AIM OF THE TASK — Pick out each line with the word "обслуживания" from the material that follows.

INPUT MATERIAL —
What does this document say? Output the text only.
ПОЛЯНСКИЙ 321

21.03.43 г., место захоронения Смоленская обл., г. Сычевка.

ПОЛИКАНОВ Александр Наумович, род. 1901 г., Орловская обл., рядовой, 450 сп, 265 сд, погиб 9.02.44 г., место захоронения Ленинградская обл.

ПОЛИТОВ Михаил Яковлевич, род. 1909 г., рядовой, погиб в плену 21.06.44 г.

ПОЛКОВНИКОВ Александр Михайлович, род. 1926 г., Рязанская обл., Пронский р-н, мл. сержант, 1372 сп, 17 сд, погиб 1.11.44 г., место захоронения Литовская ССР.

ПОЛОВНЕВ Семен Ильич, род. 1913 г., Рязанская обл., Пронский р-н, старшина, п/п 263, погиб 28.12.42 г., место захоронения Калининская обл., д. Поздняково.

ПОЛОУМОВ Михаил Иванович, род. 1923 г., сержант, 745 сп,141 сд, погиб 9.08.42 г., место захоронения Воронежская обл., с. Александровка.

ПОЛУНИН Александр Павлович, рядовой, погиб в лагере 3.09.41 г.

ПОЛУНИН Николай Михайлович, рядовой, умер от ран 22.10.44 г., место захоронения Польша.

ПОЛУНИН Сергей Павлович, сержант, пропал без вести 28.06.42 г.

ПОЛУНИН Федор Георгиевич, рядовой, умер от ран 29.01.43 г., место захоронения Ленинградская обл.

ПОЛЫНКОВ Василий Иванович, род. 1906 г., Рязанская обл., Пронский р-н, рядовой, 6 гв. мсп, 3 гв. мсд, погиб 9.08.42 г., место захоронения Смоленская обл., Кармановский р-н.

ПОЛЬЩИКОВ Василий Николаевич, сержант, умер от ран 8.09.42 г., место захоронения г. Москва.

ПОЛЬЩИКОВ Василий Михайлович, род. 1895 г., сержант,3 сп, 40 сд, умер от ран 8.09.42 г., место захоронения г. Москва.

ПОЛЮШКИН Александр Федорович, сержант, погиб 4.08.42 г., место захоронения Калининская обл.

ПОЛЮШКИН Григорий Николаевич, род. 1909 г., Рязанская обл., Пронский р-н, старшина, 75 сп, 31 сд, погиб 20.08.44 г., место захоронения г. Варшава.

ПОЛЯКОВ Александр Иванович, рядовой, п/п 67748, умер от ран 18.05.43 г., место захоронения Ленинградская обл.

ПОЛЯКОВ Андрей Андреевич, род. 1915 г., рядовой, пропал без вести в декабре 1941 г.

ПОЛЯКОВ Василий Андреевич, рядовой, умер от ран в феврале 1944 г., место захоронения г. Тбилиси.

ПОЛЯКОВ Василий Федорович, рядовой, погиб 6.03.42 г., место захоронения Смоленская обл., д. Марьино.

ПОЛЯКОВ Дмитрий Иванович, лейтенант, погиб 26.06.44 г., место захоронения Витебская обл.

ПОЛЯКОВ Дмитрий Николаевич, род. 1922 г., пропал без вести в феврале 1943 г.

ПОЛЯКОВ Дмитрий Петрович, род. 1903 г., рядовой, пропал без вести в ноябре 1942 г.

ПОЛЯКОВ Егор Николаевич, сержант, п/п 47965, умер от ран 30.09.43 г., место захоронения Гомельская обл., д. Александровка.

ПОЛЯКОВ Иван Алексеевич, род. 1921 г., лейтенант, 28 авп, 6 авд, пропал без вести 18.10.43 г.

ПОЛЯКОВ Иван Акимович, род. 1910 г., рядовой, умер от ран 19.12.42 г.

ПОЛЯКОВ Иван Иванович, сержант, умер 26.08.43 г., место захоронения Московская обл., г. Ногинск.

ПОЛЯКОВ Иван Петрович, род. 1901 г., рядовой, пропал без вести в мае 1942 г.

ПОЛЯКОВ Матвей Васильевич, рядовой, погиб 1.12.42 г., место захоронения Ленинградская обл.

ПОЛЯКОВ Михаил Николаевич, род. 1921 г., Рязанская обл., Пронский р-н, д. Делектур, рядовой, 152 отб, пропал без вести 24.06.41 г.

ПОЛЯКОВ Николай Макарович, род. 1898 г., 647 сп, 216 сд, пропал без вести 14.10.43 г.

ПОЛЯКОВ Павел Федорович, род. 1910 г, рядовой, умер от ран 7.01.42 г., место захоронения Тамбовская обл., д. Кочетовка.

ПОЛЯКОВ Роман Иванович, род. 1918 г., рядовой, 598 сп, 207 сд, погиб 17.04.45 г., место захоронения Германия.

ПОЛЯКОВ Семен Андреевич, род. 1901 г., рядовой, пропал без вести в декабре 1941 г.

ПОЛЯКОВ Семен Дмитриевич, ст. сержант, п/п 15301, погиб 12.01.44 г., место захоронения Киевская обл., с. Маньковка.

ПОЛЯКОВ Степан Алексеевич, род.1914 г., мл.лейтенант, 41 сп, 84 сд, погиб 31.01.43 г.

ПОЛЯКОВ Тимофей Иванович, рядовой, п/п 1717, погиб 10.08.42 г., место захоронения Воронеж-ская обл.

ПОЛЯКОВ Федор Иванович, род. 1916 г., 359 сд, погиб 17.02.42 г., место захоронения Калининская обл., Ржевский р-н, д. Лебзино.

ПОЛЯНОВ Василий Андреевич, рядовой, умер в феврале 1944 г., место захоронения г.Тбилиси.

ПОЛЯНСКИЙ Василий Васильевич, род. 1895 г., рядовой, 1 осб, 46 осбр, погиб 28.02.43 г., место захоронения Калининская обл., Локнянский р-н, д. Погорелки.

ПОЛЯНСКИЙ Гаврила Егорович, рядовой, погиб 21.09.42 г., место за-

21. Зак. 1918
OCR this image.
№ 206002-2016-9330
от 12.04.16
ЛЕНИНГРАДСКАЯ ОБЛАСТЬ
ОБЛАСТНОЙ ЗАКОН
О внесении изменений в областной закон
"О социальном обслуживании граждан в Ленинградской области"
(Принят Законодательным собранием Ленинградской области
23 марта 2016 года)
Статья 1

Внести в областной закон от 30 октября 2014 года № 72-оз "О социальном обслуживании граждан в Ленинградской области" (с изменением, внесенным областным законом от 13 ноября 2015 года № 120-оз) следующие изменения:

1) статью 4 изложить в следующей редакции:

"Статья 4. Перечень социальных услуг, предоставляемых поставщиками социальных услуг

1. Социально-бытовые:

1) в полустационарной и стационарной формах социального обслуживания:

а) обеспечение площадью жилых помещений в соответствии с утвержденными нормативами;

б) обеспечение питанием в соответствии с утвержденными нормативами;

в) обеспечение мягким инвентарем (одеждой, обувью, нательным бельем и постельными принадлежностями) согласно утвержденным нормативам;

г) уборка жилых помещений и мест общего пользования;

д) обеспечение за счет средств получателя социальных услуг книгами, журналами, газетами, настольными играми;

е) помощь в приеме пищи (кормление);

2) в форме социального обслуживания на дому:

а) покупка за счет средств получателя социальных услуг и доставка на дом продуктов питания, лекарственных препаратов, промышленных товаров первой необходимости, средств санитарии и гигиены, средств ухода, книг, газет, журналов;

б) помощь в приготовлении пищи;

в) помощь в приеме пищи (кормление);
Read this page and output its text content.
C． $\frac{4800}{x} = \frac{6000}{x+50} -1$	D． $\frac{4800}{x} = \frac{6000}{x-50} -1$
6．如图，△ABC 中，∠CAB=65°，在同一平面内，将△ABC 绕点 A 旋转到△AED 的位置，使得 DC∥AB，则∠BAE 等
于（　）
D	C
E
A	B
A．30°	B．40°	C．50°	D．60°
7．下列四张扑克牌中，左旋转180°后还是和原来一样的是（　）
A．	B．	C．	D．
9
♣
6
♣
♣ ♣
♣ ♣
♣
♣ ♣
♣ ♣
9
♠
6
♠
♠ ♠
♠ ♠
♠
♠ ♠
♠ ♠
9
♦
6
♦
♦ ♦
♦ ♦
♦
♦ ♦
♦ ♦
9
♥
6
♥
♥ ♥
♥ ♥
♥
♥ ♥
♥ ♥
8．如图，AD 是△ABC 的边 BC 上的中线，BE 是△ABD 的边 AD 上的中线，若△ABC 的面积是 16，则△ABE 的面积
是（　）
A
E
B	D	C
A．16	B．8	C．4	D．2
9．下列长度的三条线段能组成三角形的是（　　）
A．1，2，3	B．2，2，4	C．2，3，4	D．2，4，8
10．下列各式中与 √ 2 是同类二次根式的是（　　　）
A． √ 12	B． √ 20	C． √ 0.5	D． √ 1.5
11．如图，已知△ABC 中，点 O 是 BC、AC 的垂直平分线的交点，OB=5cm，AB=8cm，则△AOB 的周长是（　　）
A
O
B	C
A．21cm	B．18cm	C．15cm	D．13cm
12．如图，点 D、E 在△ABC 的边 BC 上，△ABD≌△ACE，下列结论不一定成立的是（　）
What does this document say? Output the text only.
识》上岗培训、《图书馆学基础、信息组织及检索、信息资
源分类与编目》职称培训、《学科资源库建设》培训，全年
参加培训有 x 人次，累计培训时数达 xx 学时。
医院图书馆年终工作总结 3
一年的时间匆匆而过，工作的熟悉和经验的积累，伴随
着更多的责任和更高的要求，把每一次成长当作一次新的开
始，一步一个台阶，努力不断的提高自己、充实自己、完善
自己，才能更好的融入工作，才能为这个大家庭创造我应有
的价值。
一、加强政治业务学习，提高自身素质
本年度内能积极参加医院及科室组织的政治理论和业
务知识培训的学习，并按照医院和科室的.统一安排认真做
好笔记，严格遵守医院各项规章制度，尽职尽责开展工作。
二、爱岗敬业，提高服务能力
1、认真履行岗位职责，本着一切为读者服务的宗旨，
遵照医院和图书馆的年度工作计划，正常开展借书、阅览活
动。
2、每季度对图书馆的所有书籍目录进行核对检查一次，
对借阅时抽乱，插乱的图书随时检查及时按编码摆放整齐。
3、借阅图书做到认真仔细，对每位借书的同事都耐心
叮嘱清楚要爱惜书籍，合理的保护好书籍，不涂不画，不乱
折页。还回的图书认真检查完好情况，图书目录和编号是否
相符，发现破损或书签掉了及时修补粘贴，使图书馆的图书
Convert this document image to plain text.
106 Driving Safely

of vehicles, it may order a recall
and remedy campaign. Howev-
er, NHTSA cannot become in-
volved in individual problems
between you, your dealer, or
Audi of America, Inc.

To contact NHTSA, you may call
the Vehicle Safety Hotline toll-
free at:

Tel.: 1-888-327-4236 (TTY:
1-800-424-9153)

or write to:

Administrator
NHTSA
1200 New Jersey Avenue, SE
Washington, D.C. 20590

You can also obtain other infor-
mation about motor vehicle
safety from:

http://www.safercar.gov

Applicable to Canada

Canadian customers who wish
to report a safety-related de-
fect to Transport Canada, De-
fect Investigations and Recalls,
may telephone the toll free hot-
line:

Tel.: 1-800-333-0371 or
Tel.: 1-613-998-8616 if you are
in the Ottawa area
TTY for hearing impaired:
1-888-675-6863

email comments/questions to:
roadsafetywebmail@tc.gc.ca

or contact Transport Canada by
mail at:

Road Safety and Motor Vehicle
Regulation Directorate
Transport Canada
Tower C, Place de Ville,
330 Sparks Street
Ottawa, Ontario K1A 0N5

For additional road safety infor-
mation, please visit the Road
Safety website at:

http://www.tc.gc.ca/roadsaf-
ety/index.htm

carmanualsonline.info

FINAL ANSWER —
1) в полустационарной и стационарной формах социального обслуживания:
2) в форме социального обслуживания на дому:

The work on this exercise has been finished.